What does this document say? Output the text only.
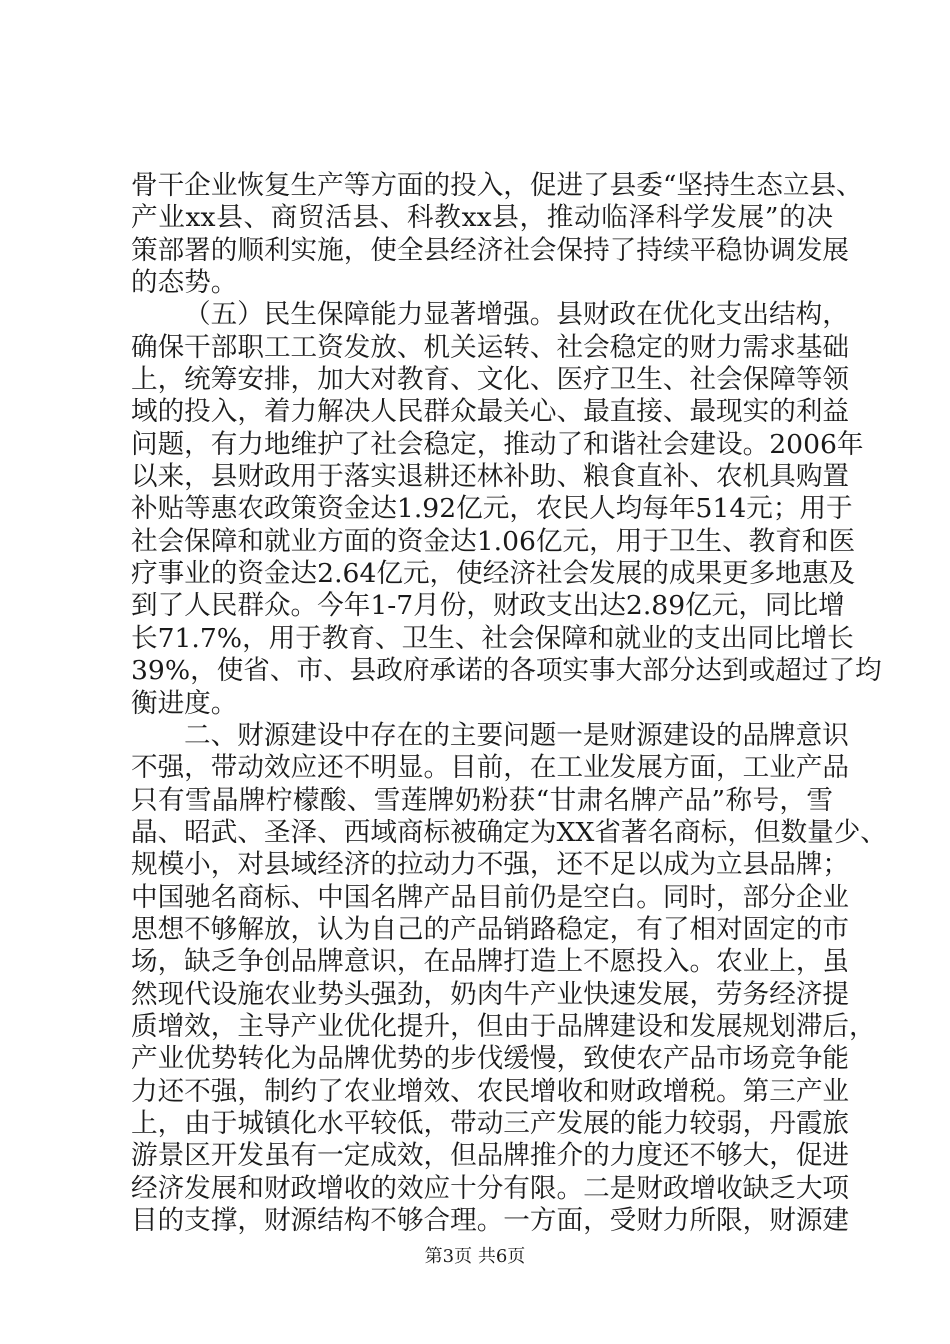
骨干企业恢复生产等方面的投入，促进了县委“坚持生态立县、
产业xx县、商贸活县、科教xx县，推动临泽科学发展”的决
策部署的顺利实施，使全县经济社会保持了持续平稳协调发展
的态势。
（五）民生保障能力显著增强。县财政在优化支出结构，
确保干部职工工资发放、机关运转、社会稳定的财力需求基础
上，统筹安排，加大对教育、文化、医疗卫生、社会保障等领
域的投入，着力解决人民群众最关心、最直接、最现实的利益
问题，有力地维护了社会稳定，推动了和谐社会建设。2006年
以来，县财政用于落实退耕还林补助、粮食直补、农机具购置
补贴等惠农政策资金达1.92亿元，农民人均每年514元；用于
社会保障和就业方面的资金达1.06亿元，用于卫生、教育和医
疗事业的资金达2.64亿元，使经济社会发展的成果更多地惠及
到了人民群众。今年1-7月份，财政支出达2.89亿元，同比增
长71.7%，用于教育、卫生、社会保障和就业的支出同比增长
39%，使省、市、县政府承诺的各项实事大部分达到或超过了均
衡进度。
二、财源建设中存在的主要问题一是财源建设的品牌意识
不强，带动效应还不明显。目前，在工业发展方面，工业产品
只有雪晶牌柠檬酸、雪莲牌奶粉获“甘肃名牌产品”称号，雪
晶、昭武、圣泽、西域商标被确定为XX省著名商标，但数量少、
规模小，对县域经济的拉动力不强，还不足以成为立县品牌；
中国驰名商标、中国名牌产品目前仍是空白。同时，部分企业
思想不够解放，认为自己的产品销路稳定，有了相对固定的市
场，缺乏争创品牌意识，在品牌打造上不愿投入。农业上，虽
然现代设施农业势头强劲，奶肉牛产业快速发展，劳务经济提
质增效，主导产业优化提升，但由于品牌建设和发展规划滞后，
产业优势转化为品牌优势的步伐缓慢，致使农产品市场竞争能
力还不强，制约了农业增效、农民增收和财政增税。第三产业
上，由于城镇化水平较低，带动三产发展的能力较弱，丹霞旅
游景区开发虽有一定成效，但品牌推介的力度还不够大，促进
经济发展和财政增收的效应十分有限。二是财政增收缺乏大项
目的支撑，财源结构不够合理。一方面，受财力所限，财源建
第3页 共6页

──────

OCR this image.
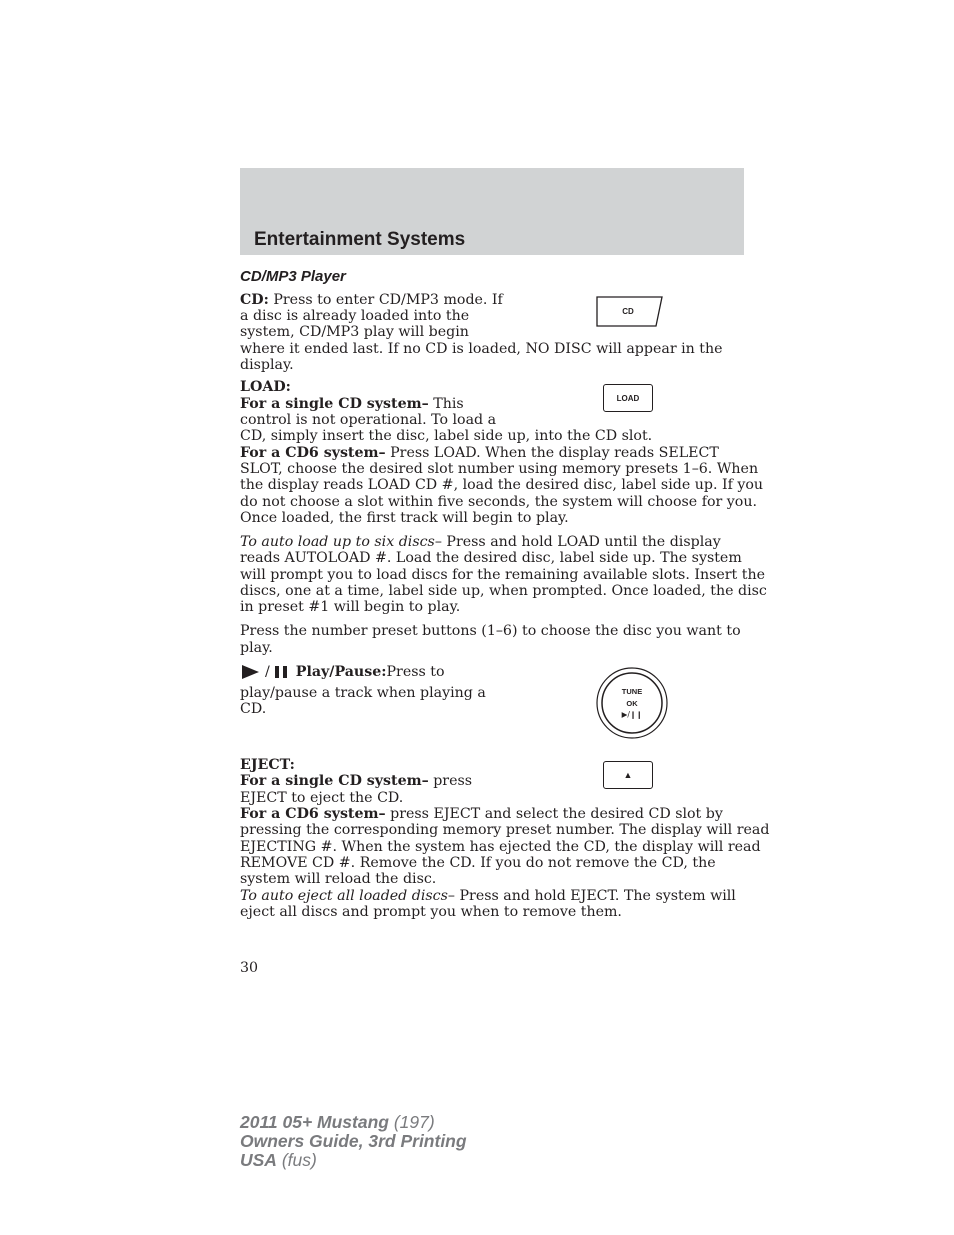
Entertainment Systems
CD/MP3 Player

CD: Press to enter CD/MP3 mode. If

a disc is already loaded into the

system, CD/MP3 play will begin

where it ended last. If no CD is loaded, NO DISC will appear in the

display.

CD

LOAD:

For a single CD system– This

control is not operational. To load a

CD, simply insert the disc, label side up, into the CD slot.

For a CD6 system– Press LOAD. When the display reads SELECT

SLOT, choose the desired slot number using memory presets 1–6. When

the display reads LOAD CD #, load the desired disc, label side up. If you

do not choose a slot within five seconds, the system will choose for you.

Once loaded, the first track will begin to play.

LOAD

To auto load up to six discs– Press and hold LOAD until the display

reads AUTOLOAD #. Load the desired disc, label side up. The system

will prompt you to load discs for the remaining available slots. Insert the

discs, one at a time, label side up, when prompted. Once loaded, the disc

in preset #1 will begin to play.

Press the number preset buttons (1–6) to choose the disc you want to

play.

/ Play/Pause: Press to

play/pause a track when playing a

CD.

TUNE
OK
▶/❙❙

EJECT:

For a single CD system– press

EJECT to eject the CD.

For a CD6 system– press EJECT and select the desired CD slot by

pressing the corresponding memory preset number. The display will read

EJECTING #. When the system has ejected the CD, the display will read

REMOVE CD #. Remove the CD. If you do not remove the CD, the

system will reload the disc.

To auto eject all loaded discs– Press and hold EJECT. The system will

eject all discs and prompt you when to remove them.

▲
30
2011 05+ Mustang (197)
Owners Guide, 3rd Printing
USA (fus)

──────

_GOAL_
Isolate each line of the listing above that includes "desired". Copy it.

_TASK ANSWER_
SLOT, choose the desired slot number using memory presets 1–6. When
the display reads LOAD CD #, load the desired disc, label side up. If you
reads AUTOLOAD #. Load the desired disc, label side up. The system
For a CD6 system– press EJECT and select the desired CD slot by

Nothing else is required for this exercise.